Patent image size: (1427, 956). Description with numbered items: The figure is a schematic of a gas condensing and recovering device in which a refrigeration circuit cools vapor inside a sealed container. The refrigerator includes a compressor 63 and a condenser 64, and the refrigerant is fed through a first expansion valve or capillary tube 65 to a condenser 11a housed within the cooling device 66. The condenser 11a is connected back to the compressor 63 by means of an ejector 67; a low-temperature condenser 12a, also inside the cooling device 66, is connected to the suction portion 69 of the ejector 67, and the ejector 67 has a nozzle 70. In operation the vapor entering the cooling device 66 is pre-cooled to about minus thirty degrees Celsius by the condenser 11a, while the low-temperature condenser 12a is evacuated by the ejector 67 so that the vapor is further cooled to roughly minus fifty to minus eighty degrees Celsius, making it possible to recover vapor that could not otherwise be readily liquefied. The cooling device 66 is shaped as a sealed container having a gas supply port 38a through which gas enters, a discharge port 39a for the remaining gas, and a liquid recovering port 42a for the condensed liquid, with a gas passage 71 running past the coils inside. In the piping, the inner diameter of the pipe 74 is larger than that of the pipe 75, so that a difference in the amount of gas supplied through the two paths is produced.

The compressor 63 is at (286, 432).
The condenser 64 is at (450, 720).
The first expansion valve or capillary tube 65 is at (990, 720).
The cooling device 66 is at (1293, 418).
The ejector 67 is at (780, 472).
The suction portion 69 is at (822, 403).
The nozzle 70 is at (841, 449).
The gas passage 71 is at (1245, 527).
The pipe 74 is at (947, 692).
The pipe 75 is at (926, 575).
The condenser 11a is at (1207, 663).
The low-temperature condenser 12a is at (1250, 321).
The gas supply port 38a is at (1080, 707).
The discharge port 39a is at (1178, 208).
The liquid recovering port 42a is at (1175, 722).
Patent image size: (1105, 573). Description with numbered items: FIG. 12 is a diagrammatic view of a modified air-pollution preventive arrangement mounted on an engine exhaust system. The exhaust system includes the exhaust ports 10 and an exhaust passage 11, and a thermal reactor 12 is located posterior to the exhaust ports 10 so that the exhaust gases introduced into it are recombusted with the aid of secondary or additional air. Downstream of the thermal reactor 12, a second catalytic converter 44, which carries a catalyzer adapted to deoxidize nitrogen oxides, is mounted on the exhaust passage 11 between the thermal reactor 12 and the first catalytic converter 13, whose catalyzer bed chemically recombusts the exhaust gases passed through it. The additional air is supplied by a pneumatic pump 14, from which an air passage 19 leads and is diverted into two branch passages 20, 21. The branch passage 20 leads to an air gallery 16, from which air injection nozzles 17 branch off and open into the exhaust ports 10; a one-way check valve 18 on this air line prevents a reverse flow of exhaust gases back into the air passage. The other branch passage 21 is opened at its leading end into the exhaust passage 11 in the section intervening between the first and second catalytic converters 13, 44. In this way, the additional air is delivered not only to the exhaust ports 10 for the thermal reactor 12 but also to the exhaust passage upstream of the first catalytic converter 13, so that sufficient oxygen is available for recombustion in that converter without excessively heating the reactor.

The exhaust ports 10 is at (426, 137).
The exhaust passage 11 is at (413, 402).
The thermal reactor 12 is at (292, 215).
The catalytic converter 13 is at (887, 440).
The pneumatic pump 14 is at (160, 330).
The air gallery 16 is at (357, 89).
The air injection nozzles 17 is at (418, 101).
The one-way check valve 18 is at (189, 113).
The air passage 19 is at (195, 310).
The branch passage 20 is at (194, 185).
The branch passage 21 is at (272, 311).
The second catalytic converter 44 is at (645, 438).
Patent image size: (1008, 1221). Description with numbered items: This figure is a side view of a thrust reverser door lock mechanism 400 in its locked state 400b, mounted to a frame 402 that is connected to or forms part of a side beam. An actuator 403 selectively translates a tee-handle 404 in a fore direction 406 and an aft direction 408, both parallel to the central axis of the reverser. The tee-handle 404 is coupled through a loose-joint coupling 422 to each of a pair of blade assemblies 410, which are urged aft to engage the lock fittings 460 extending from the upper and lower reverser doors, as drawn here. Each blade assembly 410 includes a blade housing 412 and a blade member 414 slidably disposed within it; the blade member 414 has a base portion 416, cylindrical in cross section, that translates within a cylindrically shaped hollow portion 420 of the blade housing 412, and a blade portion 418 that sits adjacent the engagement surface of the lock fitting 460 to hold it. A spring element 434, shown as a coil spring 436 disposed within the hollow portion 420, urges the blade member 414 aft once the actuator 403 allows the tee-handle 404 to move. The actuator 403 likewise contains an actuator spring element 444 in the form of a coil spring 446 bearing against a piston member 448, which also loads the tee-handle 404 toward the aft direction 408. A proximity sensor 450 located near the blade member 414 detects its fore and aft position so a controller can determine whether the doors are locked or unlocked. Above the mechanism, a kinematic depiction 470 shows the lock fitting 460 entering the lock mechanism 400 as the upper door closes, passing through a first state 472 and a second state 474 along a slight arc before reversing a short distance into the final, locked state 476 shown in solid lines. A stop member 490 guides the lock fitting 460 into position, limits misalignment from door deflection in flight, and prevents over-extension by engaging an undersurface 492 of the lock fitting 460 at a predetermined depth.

•••

Exercise brief - Switch every "Patent image size" in the entries above to "Drawing dimensions" and write the entries out again with nothing else changed.

Written solution -
Drawing dimensions: (1427, 956). Description with numbered items: The figure is a schematic of a gas condensing and recovering device in which a refrigeration circuit cools vapor inside a sealed container. The refrigerator includes a compressor 63 and a condenser 64, and the refrigerant is fed through a first expansion valve or capillary tube 65 to a condenser 11a housed within the cooling device 66. The condenser 11a is connected back to the compressor 63 by means of an ejector 67; a low-temperature condenser 12a, also inside the cooling device 66, is connected to the suction portion 69 of the ejector 67, and the ejector 67 has a nozzle 70. In operation the vapor entering the cooling device 66 is pre-cooled to about minus thirty degrees Celsius by the condenser 11a, while the low-temperature condenser 12a is evacuated by the ejector 67 so that the vapor is further cooled to roughly minus fifty to minus eighty degrees Celsius, making it possible to recover vapor that could not otherwise be readily liquefied. The cooling device 66 is shaped as a sealed container having a gas supply port 38a through which gas enters, a discharge port 39a for the remaining gas, and a liquid recovering port 42a for the condensed liquid, with a gas passage 71 running past the coils inside. In the piping, the inner diameter of the pipe 74 is larger than that of the pipe 75, so that a difference in the amount of gas supplied through the two paths is produced.

The compressor 63 is at (286, 432).
The condenser 64 is at (450, 720).
The first expansion valve or capillary tube 65 is at (990, 720).
The cooling device 66 is at (1293, 418).
The ejector 67 is at (780, 472).
The suction portion 69 is at (822, 403).
The nozzle 70 is at (841, 449).
The gas passage 71 is at (1245, 527).
The pipe 74 is at (947, 692).
The pipe 75 is at (926, 575).
The condenser 11a is at (1207, 663).
The low-temperature condenser 12a is at (1250, 321).
The gas supply port 38a is at (1080, 707).
The discharge port 39a is at (1178, 208).
The liquid recovering port 42a is at (1175, 722).
Drawing dimensions: (1105, 573). Description with numbered items: FIG. 12 is a diagrammatic view of a modified air-pollution preventive arrangement mounted on an engine exhaust system. The exhaust system includes the exhaust ports 10 and an exhaust passage 11, and a thermal reactor 12 is located posterior to the exhaust ports 10 so that the exhaust gases introduced into it are recombusted with the aid of secondary or additional air. Downstream of the thermal reactor 12, a second catalytic converter 44, which carries a catalyzer adapted to deoxidize nitrogen oxides, is mounted on the exhaust passage 11 between the thermal reactor 12 and the first catalytic converter 13, whose catalyzer bed chemically recombusts the exhaust gases passed through it. The additional air is supplied by a pneumatic pump 14, from which an air passage 19 leads and is diverted into two branch passages 20, 21. The branch passage 20 leads to an air gallery 16, from which air injection nozzles 17 branch off and open into the exhaust ports 10; a one-way check valve 18 on this air line prevents a reverse flow of exhaust gases back into the air passage. The other branch passage 21 is opened at its leading end into the exhaust passage 11 in the section intervening between the first and second catalytic converters 13, 44. In this way, the additional air is delivered not only to the exhaust ports 10 for the thermal reactor 12 but also to the exhaust passage upstream of the first catalytic converter 13, so that sufficient oxygen is available for recombustion in that converter without excessively heating the reactor.

The exhaust ports 10 is at (426, 137).
The exhaust passage 11 is at (413, 402).
The thermal reactor 12 is at (292, 215).
The catalytic converter 13 is at (887, 440).
The pneumatic pump 14 is at (160, 330).
The air gallery 16 is at (357, 89).
The air injection nozzles 17 is at (418, 101).
The one-way check valve 18 is at (189, 113).
The air passage 19 is at (195, 310).
The branch passage 20 is at (194, 185).
The branch passage 21 is at (272, 311).
The second catalytic converter 44 is at (645, 438).
Drawing dimensions: (1008, 1221). Description with numbered items: This figure is a side view of a thrust reverser door lock mechanism 400 in its locked state 400b, mounted to a frame 402 that is connected to or forms part of a side beam. An actuator 403 selectively translates a tee-handle 404 in a fore direction 406 and an aft direction 408, both parallel to the central axis of the reverser. The tee-handle 404 is coupled through a loose-joint coupling 422 to each of a pair of blade assemblies 410, which are urged aft to engage the lock fittings 460 extending from the upper and lower reverser doors, as drawn here. Each blade assembly 410 includes a blade housing 412 and a blade member 414 slidably disposed within it; the blade member 414 has a base portion 416, cylindrical in cross section, that translates within a cylindrically shaped hollow portion 420 of the blade housing 412, and a blade portion 418 that sits adjacent the engagement surface of the lock fitting 460 to hold it. A spring element 434, shown as a coil spring 436 disposed within the hollow portion 420, urges the blade member 414 aft once the actuator 403 allows the tee-handle 404 to move. The actuator 403 likewise contains an actuator spring element 444 in the form of a coil spring 446 bearing against a piston member 448, which also loads the tee-handle 404 toward the aft direction 408. A proximity sensor 450 located near the blade member 414 detects its fore and aft position so a controller can determine whether the doors are locked or unlocked. Above the mechanism, a kinematic depiction 470 shows the lock fitting 460 entering the lock mechanism 400 as the upper door closes, passing through a first state 472 and a second state 474 along a slight arc before reversing a short distance into the final, locked state 476 shown in solid lines. A stop member 490 guides the lock fitting 460 into position, limits misalignment from door deflection in flight, and prevents over-extension by engaging an undersurface 492 of the lock fitting 460 at a predetermined depth.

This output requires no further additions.